• **DATA SHOWN**
╭──

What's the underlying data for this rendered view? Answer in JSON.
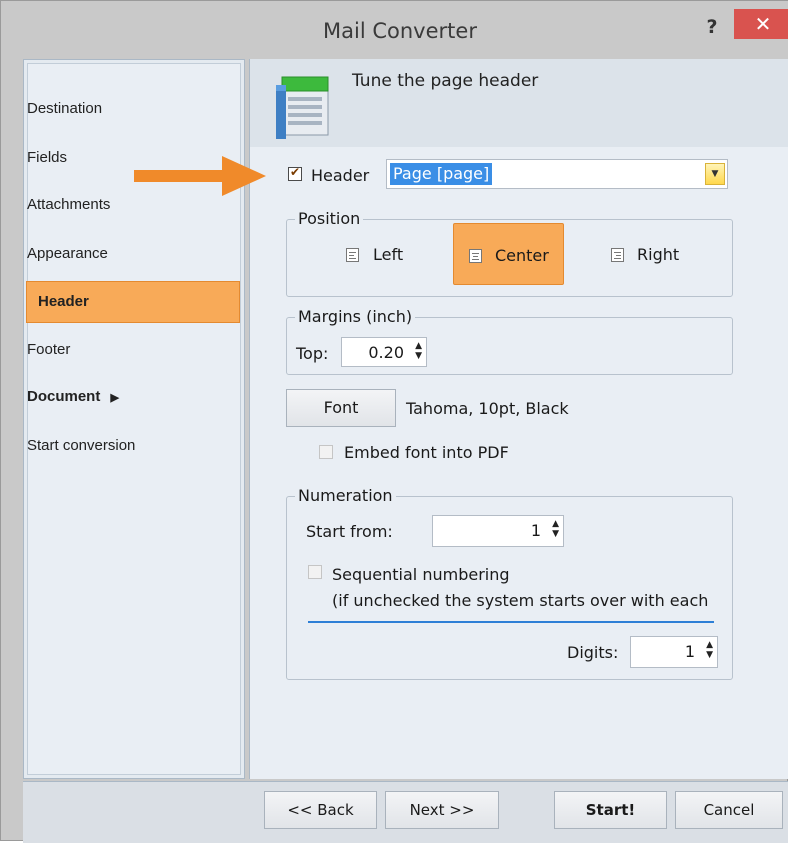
{
  "window": {
    "title": "Mail Converter",
    "help_label": "?",
    "close_label": "✕",
    "accent_color": "#f8aa58",
    "close_color": "#d9534f"
  },
  "sidebar": {
    "items": [
      {
        "label": "Destination"
      },
      {
        "label": "Fields"
      },
      {
        "label": "Attachments"
      },
      {
        "label": "Appearance"
      },
      {
        "label": "Header",
        "active": true
      },
      {
        "label": "Footer"
      },
      {
        "label": "Document",
        "has_submenu": true
      },
      {
        "label": "Start conversion"
      }
    ],
    "submenu_arrow": "▶"
  },
  "main": {
    "title": "Tune the page header",
    "header_checkbox": {
      "label": "Header",
      "checked": true
    },
    "header_value": "Page [page]",
    "position": {
      "title": "Position",
      "options": [
        "Left",
        "Center",
        "Right"
      ],
      "selected": "Center"
    },
    "margins": {
      "title": "Margins (inch)",
      "top_label": "Top:",
      "top_value": "0.20"
    },
    "font": {
      "button_label": "Font",
      "description": "Tahoma, 10pt, Black"
    },
    "embed_font": {
      "label": "Embed font into PDF",
      "checked": false
    },
    "numeration": {
      "title": "Numeration",
      "start_label": "Start from:",
      "start_value": "1",
      "sequential_label": "Sequential numbering",
      "sequential_note": "(if unchecked the system starts over with each",
      "sequential_checked": false,
      "digits_label": "Digits:",
      "digits_value": "1"
    }
  },
  "footer": {
    "back_label": "<< Back",
    "next_label": "Next >>",
    "start_label": "Start!",
    "cancel_label": "Cancel"
  }
}
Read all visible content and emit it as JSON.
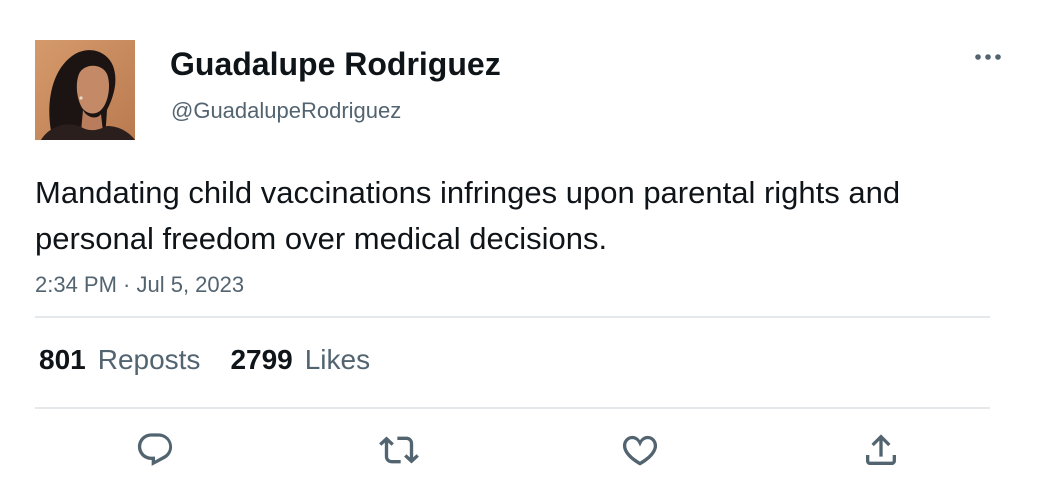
{
  "tweet": {
    "author": {
      "display_name": "Guadalupe Rodriguez",
      "handle": "@GuadalupeRodriguez",
      "avatar": "profile-photo"
    },
    "text": "Mandating child vaccinations infringes upon parental rights and personal freedom over medical decisions.",
    "timestamp": "2:34 PM · Jul 5, 2023",
    "stats": {
      "reposts_count": "801",
      "reposts_label": "Reposts",
      "likes_count": "2799",
      "likes_label": "Likes"
    },
    "icons": {
      "more": "more-dots-icon",
      "reply": "reply-icon",
      "repost": "repost-icon",
      "like": "heart-icon",
      "share": "share-icon"
    },
    "colors": {
      "text_primary": "#0f1419",
      "text_secondary": "#536471",
      "divider": "#e6e9ec"
    }
  }
}
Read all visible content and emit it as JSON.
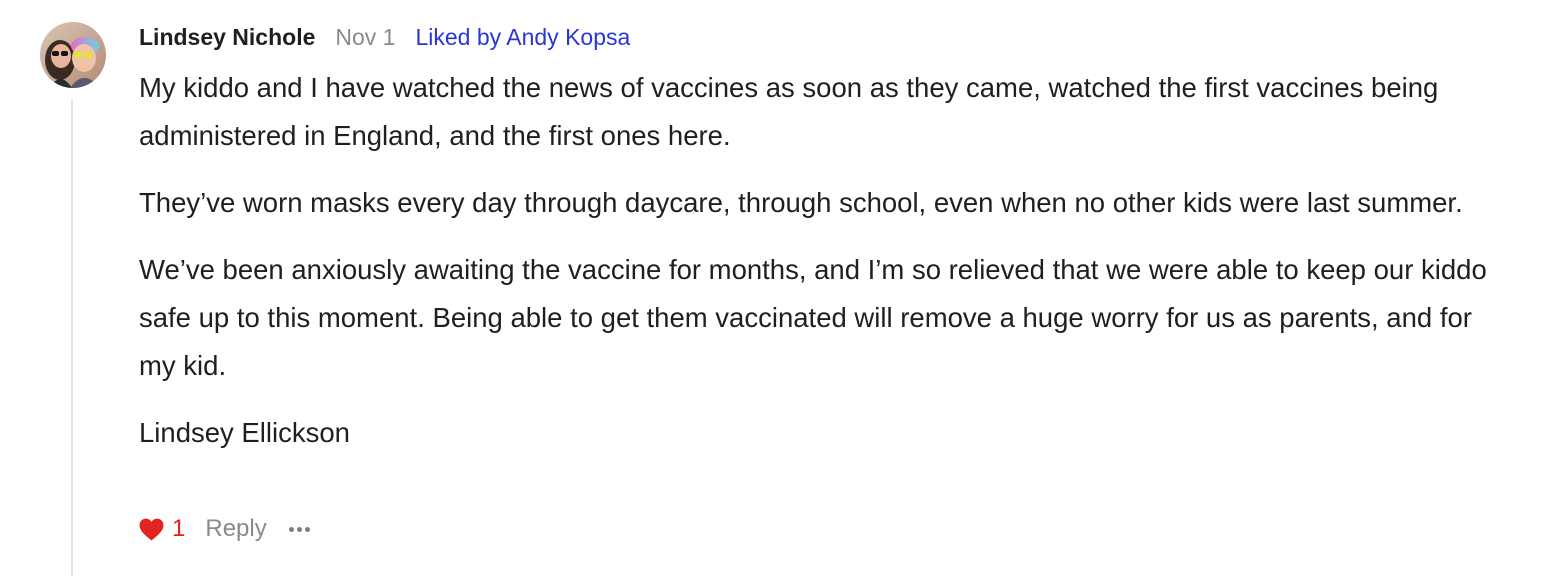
{
  "comment": {
    "author": "Lindsey Nichole",
    "date": "Nov 1",
    "liked_by": "Liked by Andy Kopsa",
    "paragraphs": [
      "My kiddo and I have watched the news of vaccines as soon as they came, watched the first vaccines being administered in England, and the first ones here.",
      "They’ve worn masks every day through daycare, through school, even when no other kids were last summer.",
      "We’ve been anxiously awaiting the vaccine for months, and I’m so relieved that we were able to keep our kiddo safe up to this moment. Being able to get them vaccinated will remove a huge worry for us as parents, and for my kid.",
      "Lindsey Ellickson"
    ],
    "like_count": "1",
    "reply_label": "Reply",
    "icons": {
      "avatar": "avatar",
      "like": "heart-icon",
      "more": "more-options-icon"
    },
    "colors": {
      "text": "#1f1f1f",
      "muted": "#8a8a8a",
      "link": "#2a36d6",
      "heart": "#e0241f",
      "thread_line": "#e4e4e4"
    }
  }
}
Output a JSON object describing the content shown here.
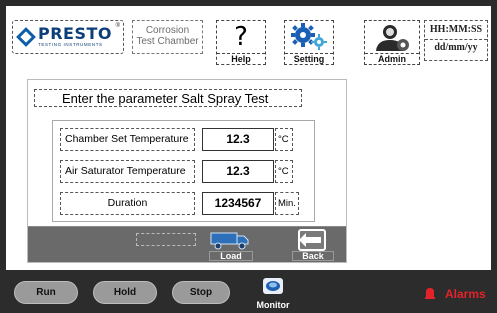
{
  "header": {
    "logo_text": "PRESTO",
    "logo_tagline": "TESTING INSTRUMENTS",
    "logo_registered": "®",
    "title_line1": "Corrosion",
    "title_line2": "Test Chamber",
    "help_label": "Help",
    "help_glyph": "?",
    "setting_label": "Setting",
    "admin_label": "Admin",
    "time": "HH:MM:SS",
    "date": "dd/mm/yy"
  },
  "panel": {
    "heading": "Enter the parameter Salt Spray Test",
    "rows": [
      {
        "label": "Chamber Set Temperature",
        "value": "12.3",
        "unit": "°C"
      },
      {
        "label": "Air Saturator Temperature",
        "value": "12.3",
        "unit": "°C"
      },
      {
        "label": "Duration",
        "value": "1234567",
        "unit": "Min."
      }
    ],
    "load_label": "Load",
    "back_label": "Back"
  },
  "bottom": {
    "run_label": "Run",
    "hold_label": "Hold",
    "stop_label": "Stop",
    "monitor_label": "Monitor",
    "alarms_label": "Alarms"
  },
  "colors": {
    "brand_blue": "#0c3f7a",
    "alarm_red": "#e3232a",
    "bar_dark": "#2c2c2c",
    "panel_footer": "#6a6a6a"
  },
  "icons": {
    "help": "question-icon",
    "setting": "gears-icon",
    "admin": "admin-user-icon",
    "load": "truck-icon",
    "back": "back-arrow-icon",
    "monitor": "monitor-icon",
    "alarms": "alarm-bell-icon"
  }
}
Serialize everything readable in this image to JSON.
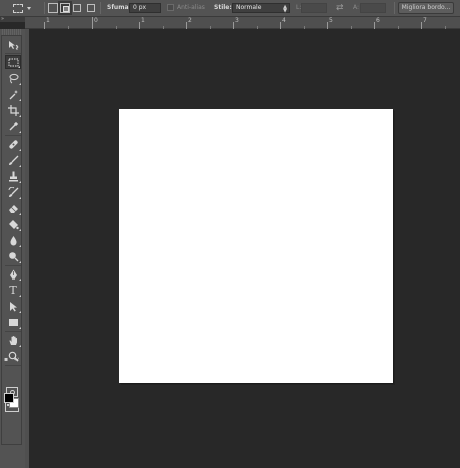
{
  "options_bar": {
    "feather_label": "Sfuma:",
    "feather_value": "0 px",
    "antialias_label": "Anti-alias",
    "style_label": "Stile:",
    "style_value": "Normale",
    "width_label": "L:",
    "height_label": "A:",
    "refine_edge_button": "Migliora bordo..."
  },
  "ruler": {
    "top_numbers": [
      "1",
      "0",
      "1",
      "2",
      "3",
      "4",
      "5",
      "6",
      "7"
    ]
  },
  "toolbox": {
    "collapse_glyph": "»",
    "tools": [
      {
        "name": "move-tool",
        "icon": "move-icon"
      },
      {
        "name": "rectangular-marquee-tool",
        "icon": "marquee-icon",
        "active": true
      },
      {
        "name": "lasso-tool",
        "icon": "lasso-icon"
      },
      {
        "name": "quick-selection-tool",
        "icon": "magic-wand-icon"
      },
      {
        "name": "crop-tool",
        "icon": "crop-icon"
      },
      {
        "name": "eyedropper-tool",
        "icon": "eyedropper-icon"
      },
      {
        "name": "healing-brush-tool",
        "icon": "bandage-icon"
      },
      {
        "name": "brush-tool",
        "icon": "brush-icon"
      },
      {
        "name": "clone-stamp-tool",
        "icon": "stamp-icon"
      },
      {
        "name": "history-brush-tool",
        "icon": "history-brush-icon"
      },
      {
        "name": "eraser-tool",
        "icon": "eraser-icon"
      },
      {
        "name": "paint-bucket-tool",
        "icon": "bucket-icon"
      },
      {
        "name": "blur-tool",
        "icon": "drop-icon"
      },
      {
        "name": "dodge-tool",
        "icon": "dodge-icon"
      },
      {
        "name": "pen-tool",
        "icon": "pen-icon"
      },
      {
        "name": "type-tool",
        "icon": "type-icon",
        "glyph": "T"
      },
      {
        "name": "path-selection-tool",
        "icon": "arrow-icon"
      },
      {
        "name": "rectangle-tool",
        "icon": "rectangle-icon"
      },
      {
        "name": "hand-tool",
        "icon": "hand-icon"
      },
      {
        "name": "zoom-tool",
        "icon": "zoom-icon"
      }
    ],
    "colors": {
      "foreground": "#000000",
      "background": "#ffffff"
    }
  },
  "canvas": {
    "document_color": "#ffffff",
    "pasteboard_color": "#282828"
  }
}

╰──

• **YOUR GOAL**
Reproduce every line exactly and omit all pictures.

• **ANSWER FOR THIS EXERCISE**
What's the underlying data for this rendered view? Answer in JSON.
{
  "window": {
    "title": "Mail Converter",
    "help_label": "?",
    "close_label": "✕",
    "accent_color": "#f8aa58",
    "close_color": "#d9534f"
  },
  "sidebar": {
    "items": [
      {
        "label": "Destination"
      },
      {
        "label": "Fields"
      },
      {
        "label": "Attachments"
      },
      {
        "label": "Appearance"
      },
      {
        "label": "Header",
        "active": true
      },
      {
        "label": "Footer"
      },
      {
        "label": "Document",
        "has_submenu": true
      },
      {
        "label": "Start conversion"
      }
    ],
    "submenu_arrow": "▶"
  },
  "main": {
    "title": "Tune the page header",
    "header_checkbox": {
      "label": "Header",
      "checked": true
    },
    "header_value": "Page [page]",
    "position": {
      "title": "Position",
      "options": [
        "Left",
        "Center",
        "Right"
      ],
      "selected": "Center"
    },
    "margins": {
      "title": "Margins (inch)",
      "top_label": "Top:",
      "top_value": "0.20"
    },
    "font": {
      "button_label": "Font",
      "description": "Tahoma, 10pt, Black"
    },
    "embed_font": {
      "label": "Embed font into PDF",
      "checked": false
    },
    "numeration": {
      "title": "Numeration",
      "start_label": "Start from:",
      "start_value": "1",
      "sequential_label": "Sequential numbering",
      "sequential_note": "(if unchecked the system starts over with each",
      "sequential_checked": false,
      "digits_label": "Digits:",
      "digits_value": "1"
    }
  },
  "footer": {
    "back_label": "<< Back",
    "next_label": "Next >>",
    "start_label": "Start!",
    "cancel_label": "Cancel"
  }
}
Read all visible content and emit it as JSON.
{
  "tweet": {
    "author": {
      "display_name": "Guadalupe Rodriguez",
      "handle": "@GuadalupeRodriguez",
      "avatar": "profile-photo"
    },
    "text": "Mandating child vaccinations infringes upon parental rights and personal freedom over medical decisions.",
    "timestamp": "2:34 PM · Jul 5, 2023",
    "stats": {
      "reposts_count": "801",
      "reposts_label": "Reposts",
      "likes_count": "2799",
      "likes_label": "Likes"
    },
    "icons": {
      "more": "more-dots-icon",
      "reply": "reply-icon",
      "repost": "repost-icon",
      "like": "heart-icon",
      "share": "share-icon"
    },
    "colors": {
      "text_primary": "#0f1419",
      "text_secondary": "#536471",
      "divider": "#e6e9ec"
    }
  }
}
Read all visible content and emit it as JSON.
{
  "comment": {
    "author": "Lindsey Nichole",
    "date": "Nov 1",
    "liked_by": "Liked by Andy Kopsa",
    "paragraphs": [
      "My kiddo and I have watched the news of vaccines as soon as they came, watched the first vaccines being administered in England, and the first ones here.",
      "They’ve worn masks every day through daycare, through school, even when no other kids were last summer.",
      "We’ve been anxiously awaiting the vaccine for months, and I’m so relieved that we were able to keep our kiddo safe up to this moment. Being able to get them vaccinated will remove a huge worry for us as parents, and for my kid.",
      "Lindsey Ellickson"
    ],
    "like_count": "1",
    "reply_label": "Reply",
    "icons": {
      "avatar": "avatar",
      "like": "heart-icon",
      "more": "more-options-icon"
    },
    "colors": {
      "text": "#1f1f1f",
      "muted": "#8a8a8a",
      "link": "#2a36d6",
      "heart": "#e0241f",
      "thread_line": "#e4e4e4"
    }
  }
}
Output a JSON object describing the content shown here.
{
  "header": {
    "logo_text": "PRESTO",
    "logo_tagline": "TESTING INSTRUMENTS",
    "logo_registered": "®",
    "title_line1": "Corrosion",
    "title_line2": "Test Chamber",
    "help_label": "Help",
    "help_glyph": "?",
    "setting_label": "Setting",
    "admin_label": "Admin",
    "time": "HH:MM:SS",
    "date": "dd/mm/yy"
  },
  "panel": {
    "heading": "Enter the parameter Salt Spray Test",
    "rows": [
      {
        "label": "Chamber Set Temperature",
        "value": "12.3",
        "unit": "°C"
      },
      {
        "label": "Air Saturator Temperature",
        "value": "12.3",
        "unit": "°C"
      },
      {
        "label": "Duration",
        "value": "1234567",
        "unit": "Min."
      }
    ],
    "load_label": "Load",
    "back_label": "Back"
  },
  "bottom": {
    "run_label": "Run",
    "hold_label": "Hold",
    "stop_label": "Stop",
    "monitor_label": "Monitor",
    "alarms_label": "Alarms"
  },
  "colors": {
    "brand_blue": "#0c3f7a",
    "alarm_red": "#e3232a",
    "bar_dark": "#2c2c2c",
    "panel_footer": "#6a6a6a"
  },
  "icons": {
    "help": "question-icon",
    "setting": "gears-icon",
    "admin": "admin-user-icon",
    "load": "truck-icon",
    "back": "back-arrow-icon",
    "monitor": "monitor-icon",
    "alarms": "alarm-bell-icon"
  }
}
Serialize everything readable in this image to JSON.
{
  "options_bar": {
    "feather_label": "Sfuma:",
    "feather_value": "0 px",
    "antialias_label": "Anti-alias",
    "style_label": "Stile:",
    "style_value": "Normale",
    "width_label": "L:",
    "height_label": "A:",
    "refine_edge_button": "Migliora bordo..."
  },
  "ruler": {
    "top_numbers": [
      "1",
      "0",
      "1",
      "2",
      "3",
      "4",
      "5",
      "6",
      "7"
    ]
  },
  "toolbox": {
    "collapse_glyph": "»",
    "tools": [
      {
        "name": "move-tool",
        "icon": "move-icon"
      },
      {
        "name": "rectangular-marquee-tool",
        "icon": "marquee-icon",
        "active": true
      },
      {
        "name": "lasso-tool",
        "icon": "lasso-icon"
      },
      {
        "name": "quick-selection-tool",
        "icon": "magic-wand-icon"
      },
      {
        "name": "crop-tool",
        "icon": "crop-icon"
      },
      {
        "name": "eyedropper-tool",
        "icon": "eyedropper-icon"
      },
      {
        "name": "healing-brush-tool",
        "icon": "bandage-icon"
      },
      {
        "name": "brush-tool",
        "icon": "brush-icon"
      },
      {
        "name": "clone-stamp-tool",
        "icon": "stamp-icon"
      },
      {
        "name": "history-brush-tool",
        "icon": "history-brush-icon"
      },
      {
        "name": "eraser-tool",
        "icon": "eraser-icon"
      },
      {
        "name": "paint-bucket-tool",
        "icon": "bucket-icon"
      },
      {
        "name": "blur-tool",
        "icon": "drop-icon"
      },
      {
        "name": "dodge-tool",
        "icon": "dodge-icon"
      },
      {
        "name": "pen-tool",
        "icon": "pen-icon"
      },
      {
        "name": "type-tool",
        "icon": "type-icon",
        "glyph": "T"
      },
      {
        "name": "path-selection-tool",
        "icon": "arrow-icon"
      },
      {
        "name": "rectangle-tool",
        "icon": "rectangle-icon"
      },
      {
        "name": "hand-tool",
        "icon": "hand-icon"
      },
      {
        "name": "zoom-tool",
        "icon": "zoom-icon"
      }
    ],
    "colors": {
      "foreground": "#000000",
      "background": "#ffffff"
    }
  },
  "canvas": {
    "document_color": "#ffffff",
    "pasteboard_color": "#282828"
  }
}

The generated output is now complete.